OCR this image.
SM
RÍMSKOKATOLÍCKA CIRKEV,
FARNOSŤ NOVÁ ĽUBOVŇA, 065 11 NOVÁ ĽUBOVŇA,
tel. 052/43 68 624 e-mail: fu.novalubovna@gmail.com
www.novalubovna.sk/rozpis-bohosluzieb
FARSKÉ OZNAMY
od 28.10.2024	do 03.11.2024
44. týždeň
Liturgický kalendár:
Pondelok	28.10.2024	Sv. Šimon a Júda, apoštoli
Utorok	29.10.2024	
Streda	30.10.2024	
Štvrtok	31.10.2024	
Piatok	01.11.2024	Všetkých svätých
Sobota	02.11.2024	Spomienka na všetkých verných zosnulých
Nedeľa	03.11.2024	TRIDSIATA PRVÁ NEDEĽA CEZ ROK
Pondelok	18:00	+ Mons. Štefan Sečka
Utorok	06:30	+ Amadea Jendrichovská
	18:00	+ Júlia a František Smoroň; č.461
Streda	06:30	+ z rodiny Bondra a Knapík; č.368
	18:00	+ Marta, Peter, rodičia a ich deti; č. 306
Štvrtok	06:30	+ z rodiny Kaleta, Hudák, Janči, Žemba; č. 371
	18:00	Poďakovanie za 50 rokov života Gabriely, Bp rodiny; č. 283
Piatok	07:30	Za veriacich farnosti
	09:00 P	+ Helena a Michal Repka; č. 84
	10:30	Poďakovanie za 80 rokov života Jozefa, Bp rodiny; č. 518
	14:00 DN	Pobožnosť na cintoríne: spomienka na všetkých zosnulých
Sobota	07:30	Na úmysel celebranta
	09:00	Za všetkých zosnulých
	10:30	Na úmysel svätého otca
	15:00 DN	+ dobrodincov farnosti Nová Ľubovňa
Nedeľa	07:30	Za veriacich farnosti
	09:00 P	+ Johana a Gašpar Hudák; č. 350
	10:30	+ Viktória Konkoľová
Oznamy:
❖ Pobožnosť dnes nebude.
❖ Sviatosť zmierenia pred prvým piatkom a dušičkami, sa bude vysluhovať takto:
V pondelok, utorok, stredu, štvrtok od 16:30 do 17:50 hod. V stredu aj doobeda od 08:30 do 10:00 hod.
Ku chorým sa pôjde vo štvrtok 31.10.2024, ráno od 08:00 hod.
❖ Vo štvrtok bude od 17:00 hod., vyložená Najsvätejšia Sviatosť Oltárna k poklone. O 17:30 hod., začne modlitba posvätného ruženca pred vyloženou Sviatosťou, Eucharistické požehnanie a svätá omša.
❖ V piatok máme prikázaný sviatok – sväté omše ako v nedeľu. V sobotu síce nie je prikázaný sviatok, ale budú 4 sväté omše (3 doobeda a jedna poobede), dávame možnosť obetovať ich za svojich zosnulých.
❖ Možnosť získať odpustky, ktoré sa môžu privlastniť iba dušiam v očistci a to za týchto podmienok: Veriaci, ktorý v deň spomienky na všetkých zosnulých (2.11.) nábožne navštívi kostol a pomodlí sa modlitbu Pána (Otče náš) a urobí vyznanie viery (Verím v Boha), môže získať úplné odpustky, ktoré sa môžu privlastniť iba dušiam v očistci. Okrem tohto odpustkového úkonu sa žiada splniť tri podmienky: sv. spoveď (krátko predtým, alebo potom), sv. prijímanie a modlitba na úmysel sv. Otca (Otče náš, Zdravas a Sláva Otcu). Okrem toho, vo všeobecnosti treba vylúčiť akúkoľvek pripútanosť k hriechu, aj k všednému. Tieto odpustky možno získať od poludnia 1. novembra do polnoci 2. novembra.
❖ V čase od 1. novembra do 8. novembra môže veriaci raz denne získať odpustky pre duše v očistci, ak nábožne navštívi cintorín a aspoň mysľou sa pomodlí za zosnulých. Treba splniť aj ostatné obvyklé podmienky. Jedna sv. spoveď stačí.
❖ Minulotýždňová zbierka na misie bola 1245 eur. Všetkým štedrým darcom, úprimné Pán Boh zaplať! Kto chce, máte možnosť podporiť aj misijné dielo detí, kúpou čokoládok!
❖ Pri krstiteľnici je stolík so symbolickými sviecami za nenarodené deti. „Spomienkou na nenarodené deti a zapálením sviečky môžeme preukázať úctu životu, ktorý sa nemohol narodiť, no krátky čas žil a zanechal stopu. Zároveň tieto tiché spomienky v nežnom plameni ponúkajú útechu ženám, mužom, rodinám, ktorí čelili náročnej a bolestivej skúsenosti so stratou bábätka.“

• Goal
Write the listing out again, exactly as shown above.

• Answer below
OCR this image.
SM
RÍMSKOKATOLÍCKA CIRKEV,
FARNOSŤ NOVÁ ĽUBOVŇA, 065 11 NOVÁ ĽUBOVŇA,
tel. 052/43 68 624 e-mail: fu.novalubovna@gmail.com
www.novalubovna.sk/rozpis-bohosluzieb
FARSKÉ OZNAMY
od 28.10.2024	do 03.11.2024
44. týždeň
Liturgický kalendár:
Pondelok	28.10.2024	Sv. Šimon a Júda, apoštoli
Utorok	29.10.2024	
Streda	30.10.2024	
Štvrtok	31.10.2024	
Piatok	01.11.2024	Všetkých svätých
Sobota	02.11.2024	Spomienka na všetkých verných zosnulých
Nedeľa	03.11.2024	TRIDSIATA PRVÁ NEDEĽA CEZ ROK
Pondelok	18:00	+ Mons. Štefan Sečka
Utorok	06:30	+ Amadea Jendrichovská
	18:00	+ Júlia a František Smoroň; č.461
Streda	06:30	+ z rodiny Bondra a Knapík; č.368
	18:00	+ Marta, Peter, rodičia a ich deti; č. 306
Štvrtok	06:30	+ z rodiny Kaleta, Hudák, Janči, Žemba; č. 371
	18:00	Poďakovanie za 50 rokov života Gabriely, Bp rodiny; č. 283
Piatok	07:30	Za veriacich farnosti
	09:00 P	+ Helena a Michal Repka; č. 84
	10:30	Poďakovanie za 80 rokov života Jozefa, Bp rodiny; č. 518
	14:00 DN	Pobožnosť na cintoríne: spomienka na všetkých zosnulých
Sobota	07:30	Na úmysel celebranta
	09:00	Za všetkých zosnulých
	10:30	Na úmysel svätého otca
	15:00 DN	+ dobrodincov farnosti Nová Ľubovňa
Nedeľa	07:30	Za veriacich farnosti
	09:00 P	+ Johana a Gašpar Hudák; č. 350
	10:30	+ Viktória Konkoľová
Oznamy:
❖ Pobožnosť dnes nebude.
❖ Sviatosť zmierenia pred prvým piatkom a dušičkami, sa bude vysluhovať takto:
V pondelok, utorok, stredu, štvrtok od 16:30 do 17:50 hod. V stredu aj doobeda od 08:30 do 10:00 hod.
Ku chorým sa pôjde vo štvrtok 31.10.2024, ráno od 08:00 hod.
❖ Vo štvrtok bude od 17:00 hod., vyložená Najsvätejšia Sviatosť Oltárna k poklone. O 17:30 hod., začne modlitba posvätného ruženca pred vyloženou Sviatosťou, Eucharistické požehnanie a svätá omša.
❖ V piatok máme prikázaný sviatok – sväté omše ako v nedeľu. V sobotu síce nie je prikázaný sviatok, ale budú 4 sväté omše (3 doobeda a jedna poobede), dávame možnosť obetovať ich za svojich zosnulých.
❖ Možnosť získať odpustky, ktoré sa môžu privlastniť iba dušiam v očistci a to za týchto podmienok: Veriaci, ktorý v deň spomienky na všetkých zosnulých (2.11.) nábožne navštívi kostol a pomodlí sa modlitbu Pána (Otče náš) a urobí vyznanie viery (Verím v Boha), môže získať úplné odpustky, ktoré sa môžu privlastniť iba dušiam v očistci. Okrem tohto odpustkového úkonu sa žiada splniť tri podmienky: sv. spoveď (krátko predtým, alebo potom), sv. prijímanie a modlitba na úmysel sv. Otca (Otče náš, Zdravas a Sláva Otcu). Okrem toho, vo všeobecnosti treba vylúčiť akúkoľvek pripútanosť k hriechu, aj k všednému. Tieto odpustky možno získať od poludnia 1. novembra do polnoci 2. novembra.
❖ V čase od 1. novembra do 8. novembra môže veriaci raz denne získať odpustky pre duše v očistci, ak nábožne navštívi cintorín a aspoň mysľou sa pomodlí za zosnulých. Treba splniť aj ostatné obvyklé podmienky. Jedna sv. spoveď stačí.
❖ Minulotýždňová zbierka na misie bola 1245 eur. Všetkým štedrým darcom, úprimné Pán Boh zaplať! Kto chce, máte možnosť podporiť aj misijné dielo detí, kúpou čokoládok!
❖ Pri krstiteľnici je stolík so symbolickými sviecami za nenarodené deti. „Spomienkou na nenarodené deti a zapálením sviečky môžeme preukázať úctu životu, ktorý sa nemohol narodiť, no krátky čas žil a zanechal stopu. Zároveň tieto tiché spomienky v nežnom plameni ponúkajú útechu ženám, mužom, rodinám, ktorí čelili náročnej a bolestivej skúsenosti so stratou bábätka.“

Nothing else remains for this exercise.